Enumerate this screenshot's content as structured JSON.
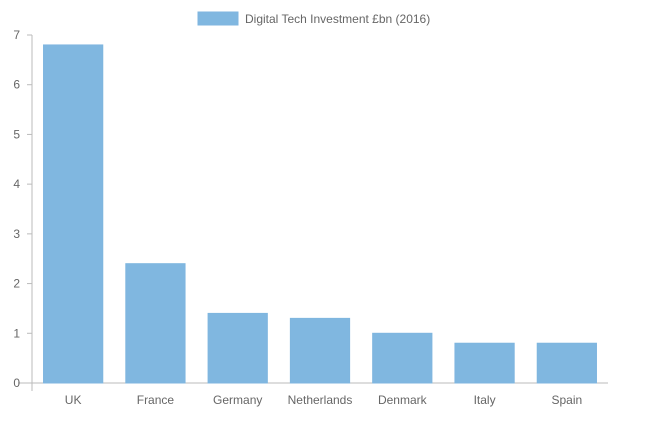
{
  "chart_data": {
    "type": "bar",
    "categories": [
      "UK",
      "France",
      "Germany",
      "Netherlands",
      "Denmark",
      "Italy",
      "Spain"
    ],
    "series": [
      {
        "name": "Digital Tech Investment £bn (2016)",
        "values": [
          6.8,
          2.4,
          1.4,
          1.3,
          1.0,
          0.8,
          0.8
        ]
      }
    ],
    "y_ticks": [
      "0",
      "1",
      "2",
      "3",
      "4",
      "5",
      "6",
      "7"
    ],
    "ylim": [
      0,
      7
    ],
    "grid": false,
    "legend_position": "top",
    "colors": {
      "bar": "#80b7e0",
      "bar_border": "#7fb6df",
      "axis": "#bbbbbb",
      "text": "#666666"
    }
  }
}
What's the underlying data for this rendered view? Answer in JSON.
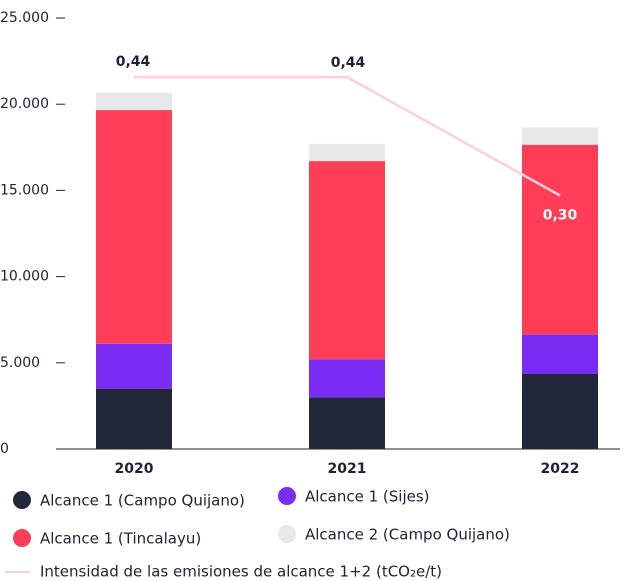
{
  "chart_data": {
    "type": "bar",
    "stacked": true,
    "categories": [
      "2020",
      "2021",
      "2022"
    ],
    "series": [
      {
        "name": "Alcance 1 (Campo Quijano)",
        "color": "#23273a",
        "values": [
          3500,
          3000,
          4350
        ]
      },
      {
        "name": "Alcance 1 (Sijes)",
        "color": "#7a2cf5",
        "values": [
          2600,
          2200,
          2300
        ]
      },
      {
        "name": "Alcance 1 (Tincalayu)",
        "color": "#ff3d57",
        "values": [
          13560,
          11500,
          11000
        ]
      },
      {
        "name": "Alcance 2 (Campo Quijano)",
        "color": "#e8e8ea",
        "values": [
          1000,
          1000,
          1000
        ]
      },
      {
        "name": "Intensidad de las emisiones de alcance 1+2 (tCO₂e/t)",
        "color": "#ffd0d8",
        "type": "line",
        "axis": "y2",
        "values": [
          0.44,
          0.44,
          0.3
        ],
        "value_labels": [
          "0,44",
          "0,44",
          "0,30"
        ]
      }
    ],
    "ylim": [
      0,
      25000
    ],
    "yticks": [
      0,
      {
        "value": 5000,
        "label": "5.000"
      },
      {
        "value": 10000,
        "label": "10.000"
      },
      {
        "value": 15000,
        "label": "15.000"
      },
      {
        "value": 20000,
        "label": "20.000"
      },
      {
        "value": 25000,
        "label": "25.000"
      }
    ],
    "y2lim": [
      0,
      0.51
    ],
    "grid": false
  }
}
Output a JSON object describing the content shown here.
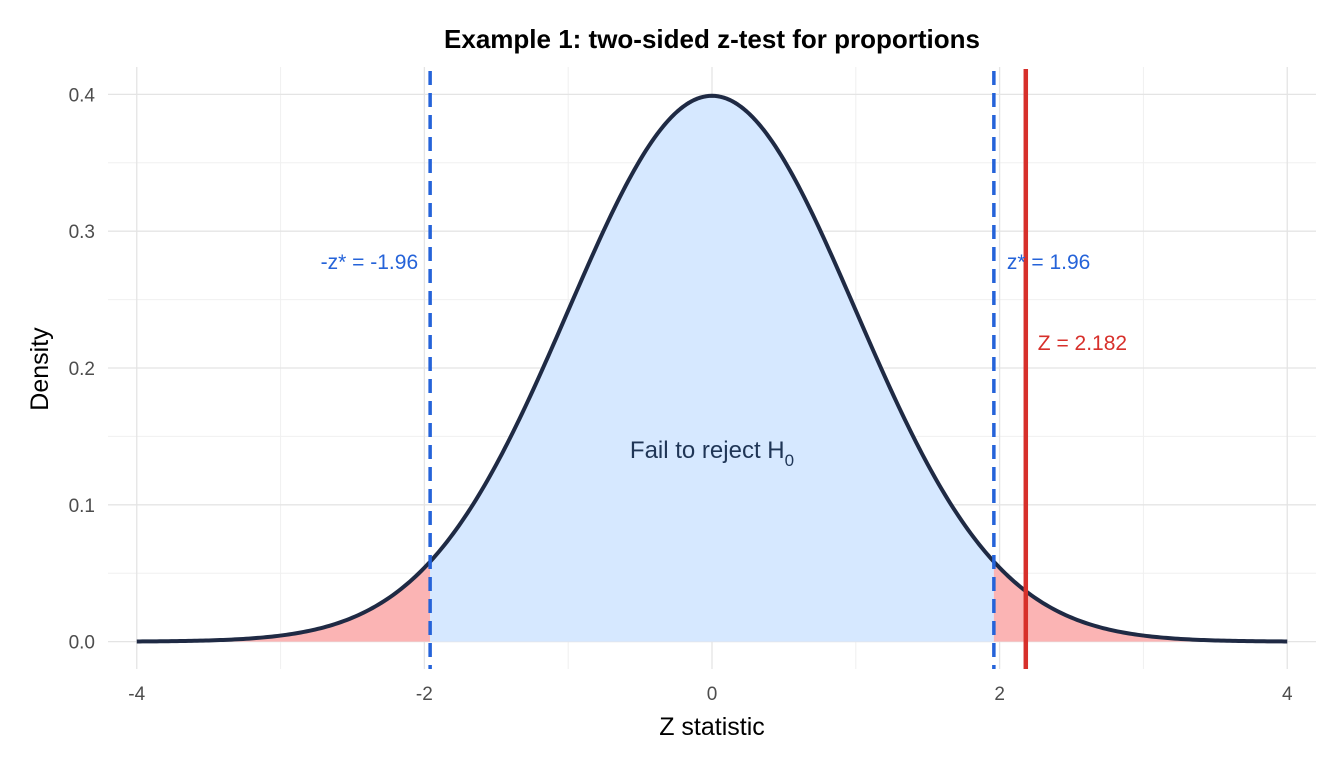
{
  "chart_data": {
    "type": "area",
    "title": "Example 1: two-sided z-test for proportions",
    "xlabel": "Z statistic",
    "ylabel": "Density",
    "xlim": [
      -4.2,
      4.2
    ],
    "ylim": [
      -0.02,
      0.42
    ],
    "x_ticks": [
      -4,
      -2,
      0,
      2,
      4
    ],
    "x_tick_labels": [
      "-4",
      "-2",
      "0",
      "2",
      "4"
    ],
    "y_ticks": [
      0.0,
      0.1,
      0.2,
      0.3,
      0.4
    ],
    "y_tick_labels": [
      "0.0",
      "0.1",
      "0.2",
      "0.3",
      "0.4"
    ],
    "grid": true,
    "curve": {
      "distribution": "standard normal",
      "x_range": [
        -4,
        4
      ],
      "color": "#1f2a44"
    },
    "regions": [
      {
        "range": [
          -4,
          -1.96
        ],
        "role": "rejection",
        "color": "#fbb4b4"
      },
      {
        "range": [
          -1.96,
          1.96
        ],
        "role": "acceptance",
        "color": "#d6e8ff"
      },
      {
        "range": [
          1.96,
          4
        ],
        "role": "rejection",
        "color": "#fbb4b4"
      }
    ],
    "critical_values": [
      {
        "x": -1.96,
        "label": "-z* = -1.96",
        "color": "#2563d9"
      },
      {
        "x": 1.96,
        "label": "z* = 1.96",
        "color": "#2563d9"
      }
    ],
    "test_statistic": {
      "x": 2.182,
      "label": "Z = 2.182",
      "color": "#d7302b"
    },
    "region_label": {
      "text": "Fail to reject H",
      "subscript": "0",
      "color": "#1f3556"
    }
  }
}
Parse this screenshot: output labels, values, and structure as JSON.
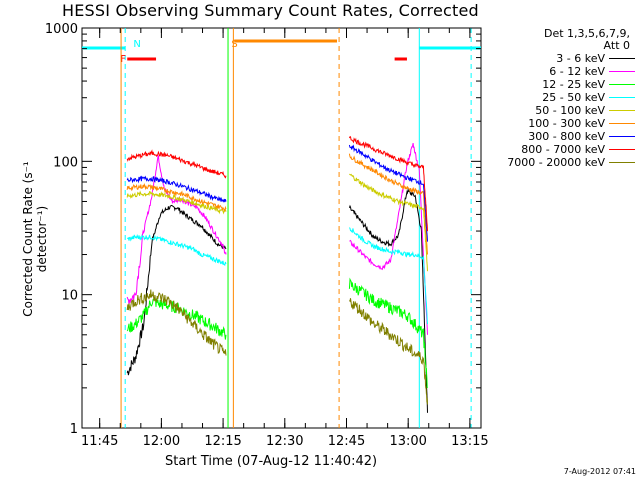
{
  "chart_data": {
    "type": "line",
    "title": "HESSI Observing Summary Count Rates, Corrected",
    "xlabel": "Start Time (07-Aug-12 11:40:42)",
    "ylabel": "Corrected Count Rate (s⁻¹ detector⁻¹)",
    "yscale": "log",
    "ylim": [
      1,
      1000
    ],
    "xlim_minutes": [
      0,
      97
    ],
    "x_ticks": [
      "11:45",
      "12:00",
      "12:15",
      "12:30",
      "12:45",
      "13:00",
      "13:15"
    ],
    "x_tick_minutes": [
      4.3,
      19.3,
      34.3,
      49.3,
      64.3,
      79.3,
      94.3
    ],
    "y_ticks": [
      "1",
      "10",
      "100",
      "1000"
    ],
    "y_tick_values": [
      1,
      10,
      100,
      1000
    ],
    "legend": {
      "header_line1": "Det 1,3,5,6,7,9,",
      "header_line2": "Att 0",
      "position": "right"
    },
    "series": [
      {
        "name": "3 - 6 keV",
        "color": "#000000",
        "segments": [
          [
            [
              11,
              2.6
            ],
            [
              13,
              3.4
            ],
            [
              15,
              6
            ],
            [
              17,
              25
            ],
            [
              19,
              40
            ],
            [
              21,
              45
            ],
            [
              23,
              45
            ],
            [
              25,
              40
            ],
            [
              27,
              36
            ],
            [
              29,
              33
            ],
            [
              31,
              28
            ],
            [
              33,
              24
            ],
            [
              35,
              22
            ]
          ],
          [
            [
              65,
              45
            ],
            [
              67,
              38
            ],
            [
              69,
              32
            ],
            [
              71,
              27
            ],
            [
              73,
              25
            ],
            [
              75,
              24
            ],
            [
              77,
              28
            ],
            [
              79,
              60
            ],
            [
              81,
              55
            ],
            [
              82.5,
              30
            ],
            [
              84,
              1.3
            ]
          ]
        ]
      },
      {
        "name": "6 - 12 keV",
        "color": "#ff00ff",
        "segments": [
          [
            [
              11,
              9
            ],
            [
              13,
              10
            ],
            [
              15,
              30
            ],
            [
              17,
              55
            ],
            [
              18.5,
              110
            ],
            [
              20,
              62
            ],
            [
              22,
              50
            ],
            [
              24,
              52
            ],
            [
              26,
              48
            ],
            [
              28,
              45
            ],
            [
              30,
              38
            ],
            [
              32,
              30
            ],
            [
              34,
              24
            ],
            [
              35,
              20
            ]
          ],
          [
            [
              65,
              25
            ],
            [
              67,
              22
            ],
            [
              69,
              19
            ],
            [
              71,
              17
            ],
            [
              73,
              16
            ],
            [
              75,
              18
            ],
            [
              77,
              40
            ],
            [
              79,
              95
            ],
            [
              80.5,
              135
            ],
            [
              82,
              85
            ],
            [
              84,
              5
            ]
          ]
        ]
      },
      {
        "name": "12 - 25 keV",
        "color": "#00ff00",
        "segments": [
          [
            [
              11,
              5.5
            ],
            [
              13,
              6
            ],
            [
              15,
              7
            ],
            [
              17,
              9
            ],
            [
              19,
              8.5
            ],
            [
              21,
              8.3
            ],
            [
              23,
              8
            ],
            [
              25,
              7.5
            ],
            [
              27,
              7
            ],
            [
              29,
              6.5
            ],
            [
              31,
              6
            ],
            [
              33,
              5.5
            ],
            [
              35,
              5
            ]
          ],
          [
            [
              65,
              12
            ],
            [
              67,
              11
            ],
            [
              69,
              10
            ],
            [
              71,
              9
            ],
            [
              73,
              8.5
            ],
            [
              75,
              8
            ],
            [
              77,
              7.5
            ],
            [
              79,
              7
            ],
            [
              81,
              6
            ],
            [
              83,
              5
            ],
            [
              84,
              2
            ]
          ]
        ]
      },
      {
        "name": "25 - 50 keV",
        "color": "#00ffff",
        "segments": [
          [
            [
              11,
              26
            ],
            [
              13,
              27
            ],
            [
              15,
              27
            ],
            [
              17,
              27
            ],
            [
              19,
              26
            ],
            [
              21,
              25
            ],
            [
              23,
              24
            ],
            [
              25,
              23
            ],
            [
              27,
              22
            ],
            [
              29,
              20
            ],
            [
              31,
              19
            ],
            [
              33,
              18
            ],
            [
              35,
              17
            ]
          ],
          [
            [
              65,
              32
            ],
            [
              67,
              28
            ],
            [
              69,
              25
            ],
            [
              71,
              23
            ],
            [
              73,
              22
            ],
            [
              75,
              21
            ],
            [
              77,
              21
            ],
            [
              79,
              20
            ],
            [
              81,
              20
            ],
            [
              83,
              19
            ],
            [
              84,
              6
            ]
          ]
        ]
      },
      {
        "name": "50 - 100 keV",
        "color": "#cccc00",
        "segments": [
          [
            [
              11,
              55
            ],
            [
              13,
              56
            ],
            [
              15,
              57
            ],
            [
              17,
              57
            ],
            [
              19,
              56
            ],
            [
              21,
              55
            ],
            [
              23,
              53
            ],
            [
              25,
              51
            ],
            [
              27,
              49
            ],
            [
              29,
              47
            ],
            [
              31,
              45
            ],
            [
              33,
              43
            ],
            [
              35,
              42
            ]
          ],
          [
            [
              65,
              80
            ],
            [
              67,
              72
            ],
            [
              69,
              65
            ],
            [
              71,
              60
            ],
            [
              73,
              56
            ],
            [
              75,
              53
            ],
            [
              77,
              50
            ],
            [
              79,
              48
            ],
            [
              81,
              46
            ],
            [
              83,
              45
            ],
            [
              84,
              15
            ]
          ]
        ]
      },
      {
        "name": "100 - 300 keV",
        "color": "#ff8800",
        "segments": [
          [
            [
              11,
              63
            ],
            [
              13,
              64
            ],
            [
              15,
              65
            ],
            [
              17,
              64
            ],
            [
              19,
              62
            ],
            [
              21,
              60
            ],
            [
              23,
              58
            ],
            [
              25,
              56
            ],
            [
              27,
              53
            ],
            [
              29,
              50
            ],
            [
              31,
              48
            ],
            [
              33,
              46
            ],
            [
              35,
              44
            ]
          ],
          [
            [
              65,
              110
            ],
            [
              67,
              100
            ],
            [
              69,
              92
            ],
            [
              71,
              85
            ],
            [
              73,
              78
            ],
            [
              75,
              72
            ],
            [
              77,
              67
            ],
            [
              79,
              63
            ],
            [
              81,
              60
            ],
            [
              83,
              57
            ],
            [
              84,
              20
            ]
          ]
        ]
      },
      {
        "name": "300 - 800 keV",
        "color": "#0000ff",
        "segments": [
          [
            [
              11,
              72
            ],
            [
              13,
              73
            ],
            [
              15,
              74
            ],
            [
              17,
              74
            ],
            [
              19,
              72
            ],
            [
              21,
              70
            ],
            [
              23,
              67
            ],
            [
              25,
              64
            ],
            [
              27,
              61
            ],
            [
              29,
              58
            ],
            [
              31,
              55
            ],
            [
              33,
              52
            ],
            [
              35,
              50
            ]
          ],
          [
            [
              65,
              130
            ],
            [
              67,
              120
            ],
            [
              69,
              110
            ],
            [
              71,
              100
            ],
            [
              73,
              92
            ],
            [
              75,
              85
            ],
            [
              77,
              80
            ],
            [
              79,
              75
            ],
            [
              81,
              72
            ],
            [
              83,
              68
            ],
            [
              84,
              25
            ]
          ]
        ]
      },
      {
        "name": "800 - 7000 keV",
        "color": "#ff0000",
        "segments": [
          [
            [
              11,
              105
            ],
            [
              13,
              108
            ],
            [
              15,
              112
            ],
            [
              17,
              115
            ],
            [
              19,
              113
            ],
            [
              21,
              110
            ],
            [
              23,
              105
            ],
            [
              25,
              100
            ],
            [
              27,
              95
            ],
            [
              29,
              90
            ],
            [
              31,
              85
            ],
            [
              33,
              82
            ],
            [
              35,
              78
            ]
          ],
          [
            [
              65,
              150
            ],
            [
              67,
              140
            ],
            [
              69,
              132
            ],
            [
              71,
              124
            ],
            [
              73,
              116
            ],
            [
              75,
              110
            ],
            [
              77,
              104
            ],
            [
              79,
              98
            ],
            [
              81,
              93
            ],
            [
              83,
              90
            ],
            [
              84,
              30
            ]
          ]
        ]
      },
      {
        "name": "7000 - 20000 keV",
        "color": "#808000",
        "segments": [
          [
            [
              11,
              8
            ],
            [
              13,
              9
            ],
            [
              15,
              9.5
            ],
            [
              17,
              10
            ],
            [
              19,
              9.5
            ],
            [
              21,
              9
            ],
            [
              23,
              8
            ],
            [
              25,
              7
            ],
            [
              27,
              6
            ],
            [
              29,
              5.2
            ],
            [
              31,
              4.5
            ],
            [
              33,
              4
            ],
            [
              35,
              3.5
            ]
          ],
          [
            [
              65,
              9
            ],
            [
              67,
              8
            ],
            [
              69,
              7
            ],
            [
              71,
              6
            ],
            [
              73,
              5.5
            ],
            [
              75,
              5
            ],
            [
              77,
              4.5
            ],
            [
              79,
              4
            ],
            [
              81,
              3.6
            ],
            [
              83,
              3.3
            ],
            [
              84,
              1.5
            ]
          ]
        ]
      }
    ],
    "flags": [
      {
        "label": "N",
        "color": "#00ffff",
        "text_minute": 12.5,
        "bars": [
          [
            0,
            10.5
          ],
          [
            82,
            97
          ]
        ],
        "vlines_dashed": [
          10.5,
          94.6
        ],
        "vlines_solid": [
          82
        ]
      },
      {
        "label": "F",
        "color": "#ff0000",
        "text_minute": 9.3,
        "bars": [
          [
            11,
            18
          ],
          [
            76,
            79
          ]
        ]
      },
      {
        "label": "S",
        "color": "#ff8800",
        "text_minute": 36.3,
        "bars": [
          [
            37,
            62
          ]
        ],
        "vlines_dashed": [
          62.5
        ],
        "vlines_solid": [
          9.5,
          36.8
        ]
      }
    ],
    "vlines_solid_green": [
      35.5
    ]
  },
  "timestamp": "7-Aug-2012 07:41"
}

**Instructions for the task**: Show all lines from the data above in which the word "content" appears.

**Final answer**:
Enumerate this screenshot's content as structured JSON.
Output a JSON object describing the content shown here.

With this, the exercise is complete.